| WHAT IS BEING ASKED |
Please locate each line in the records below that contains the string "actions" and copy those lines. Case counts.

| THE INPUT |
--
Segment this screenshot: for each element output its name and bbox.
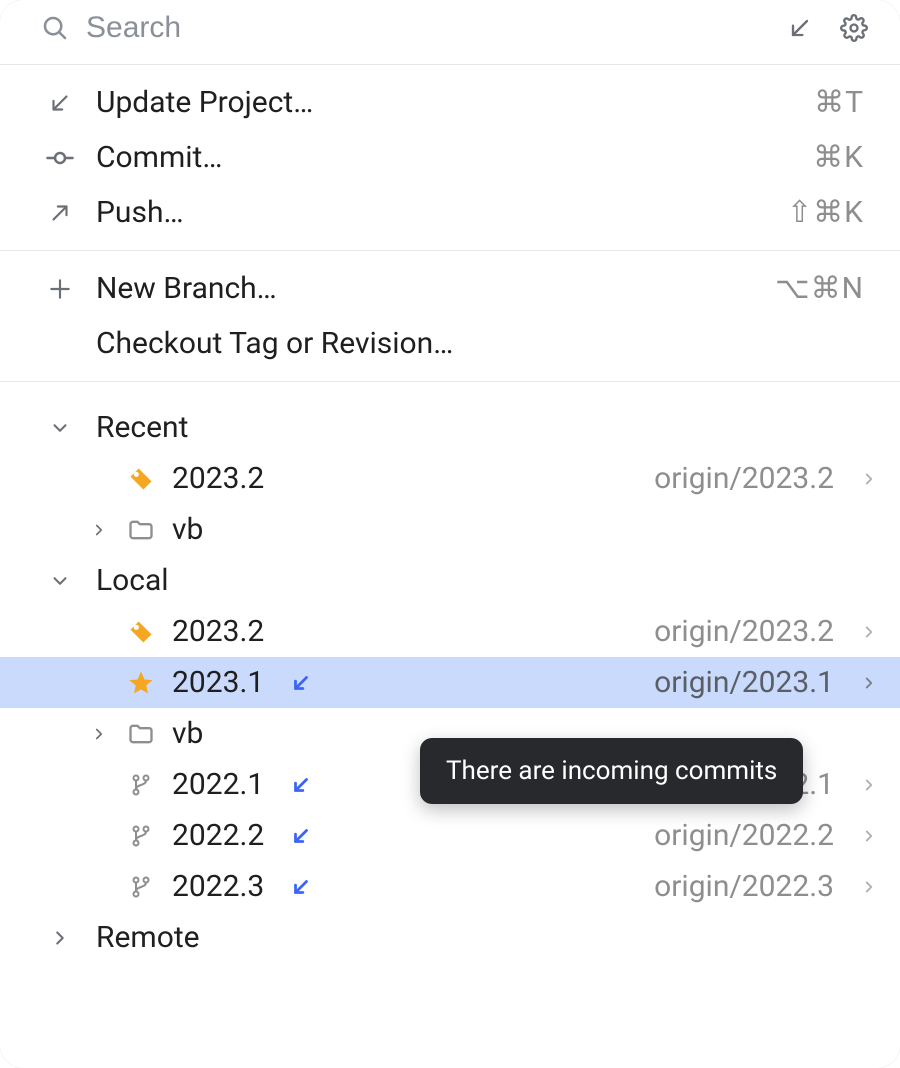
- arrow-up-right-icon: [44, 200, 76, 226]
- branch-row[interactable]: 2022.2 origin/2022.2: [0, 810, 900, 861]
- branch-name: 2022.2: [172, 818, 264, 853]
- branch-folder-row[interactable]: vb: [0, 504, 900, 555]
- plus-icon: [44, 276, 76, 302]
- shortcut: ⌥⌘N: [775, 271, 864, 306]
- shortcut: ⇧⌘K: [787, 195, 864, 230]
- tag-icon: [124, 465, 158, 493]
- incoming-commits-icon: [290, 876, 312, 898]
- chevron-right-icon: [860, 878, 878, 896]
- group-label: Recent: [96, 410, 188, 445]
- branch-name: 2022.1: [172, 767, 264, 802]
- header-actions: [782, 10, 872, 46]
- action-checkout-revision[interactable]: Checkout Tag or Revision…: [0, 316, 900, 371]
- chevron-right-icon: [88, 725, 110, 743]
- action-update-project[interactable]: Update Project… ⌘T: [0, 75, 900, 130]
- action-label: Checkout Tag or Revision…: [96, 326, 864, 361]
- remote-ref: origin/2023.1: [654, 665, 834, 700]
- branch-icon: [124, 875, 158, 899]
- remote-ref: origin/2023.2: [654, 614, 834, 649]
- branch-name: vb: [172, 716, 203, 751]
- chevron-down-icon: [44, 570, 76, 592]
- tag-icon: [124, 618, 158, 646]
- incoming-commits-icon: [290, 672, 312, 694]
- branch-name: 2023.2: [172, 614, 264, 649]
- branch-folder-row[interactable]: vb: [0, 708, 900, 759]
- group-header-recent[interactable]: Recent: [0, 402, 900, 453]
- commit-icon: [44, 143, 76, 173]
- header: [0, 0, 900, 64]
- chevron-right-icon: [44, 927, 76, 949]
- branch-row[interactable]: 2023.2 origin/2023.2: [0, 453, 900, 504]
- action-commit[interactable]: Commit… ⌘K: [0, 130, 900, 185]
- group-header-local[interactable]: Local: [0, 555, 900, 606]
- branch-name: 2023.1: [172, 665, 264, 700]
- chevron-right-icon: [860, 470, 878, 488]
- group-label: Local: [96, 563, 169, 598]
- branch-name: 2023.2: [172, 461, 264, 496]
- fetch-button[interactable]: [782, 10, 818, 46]
- branch-row[interactable]: 2022.1 origin/2022.1: [0, 759, 900, 810]
- search-icon: [40, 13, 70, 43]
- gear-icon[interactable]: [836, 10, 872, 46]
- search-input[interactable]: [84, 10, 768, 46]
- remote-ref: origin/2022.2: [654, 818, 834, 853]
- branch-icon: [124, 824, 158, 848]
- action-label: Push…: [96, 195, 767, 230]
- vcs-popup: Update Project… ⌘T Commit… ⌘K Push… ⇧⌘K: [0, 0, 900, 1068]
- recent-group: Recent 2023.2 origin/2023.2: [0, 382, 900, 973]
- arrow-down-left-icon: [44, 90, 76, 116]
- chevron-right-icon: [860, 827, 878, 845]
- branch-name: 2022.3: [172, 869, 264, 904]
- remote-ref: origin/2022.1: [654, 767, 834, 802]
- branch-row[interactable]: 2022.3 origin/2022.3: [0, 861, 900, 912]
- chevron-right-icon: [860, 776, 878, 794]
- chevron-right-icon: [860, 674, 878, 692]
- incoming-commits-icon: [290, 774, 312, 796]
- star-favorite-icon: [124, 669, 158, 697]
- group-header-remote[interactable]: Remote: [0, 912, 900, 963]
- incoming-commits-icon: [290, 825, 312, 847]
- chevron-right-icon: [860, 623, 878, 641]
- branch-name: vb: [172, 512, 203, 547]
- primary-actions: Update Project… ⌘T Commit… ⌘K Push… ⇧⌘K: [0, 65, 900, 250]
- action-label: Update Project…: [96, 85, 794, 120]
- remote-ref: origin/2022.3: [654, 869, 834, 904]
- action-push[interactable]: Push… ⇧⌘K: [0, 185, 900, 240]
- shortcut: ⌘T: [814, 85, 864, 120]
- group-label: Remote: [96, 920, 200, 955]
- branch-row-selected[interactable]: 2023.1 origin/2023.1: [0, 657, 900, 708]
- shortcut: ⌘K: [813, 140, 864, 175]
- action-label: Commit…: [96, 140, 793, 175]
- branch-icon: [124, 773, 158, 797]
- action-label: New Branch…: [96, 271, 755, 306]
- remote-ref: origin/2023.2: [654, 461, 834, 496]
- chevron-right-icon: [88, 521, 110, 539]
- folder-icon: [124, 720, 158, 748]
- folder-icon: [124, 516, 158, 544]
- chevron-down-icon: [44, 417, 76, 439]
- action-new-branch[interactable]: New Branch… ⌥⌘N: [0, 261, 900, 316]
- branch-actions: New Branch… ⌥⌘N Checkout Tag or Revision…: [0, 251, 900, 381]
- branch-row[interactable]: 2023.2 origin/2023.2: [0, 606, 900, 657]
--
| EXERCISE SOLUTION |
- header-actions: [782, 10, 872, 46]
- primary-actions: Update Project… ⌘T Commit… ⌘K Push… ⇧⌘K: [0, 65, 900, 250]
- branch-actions: New Branch… ⌥⌘N Checkout Tag or Revision…: [0, 251, 900, 381]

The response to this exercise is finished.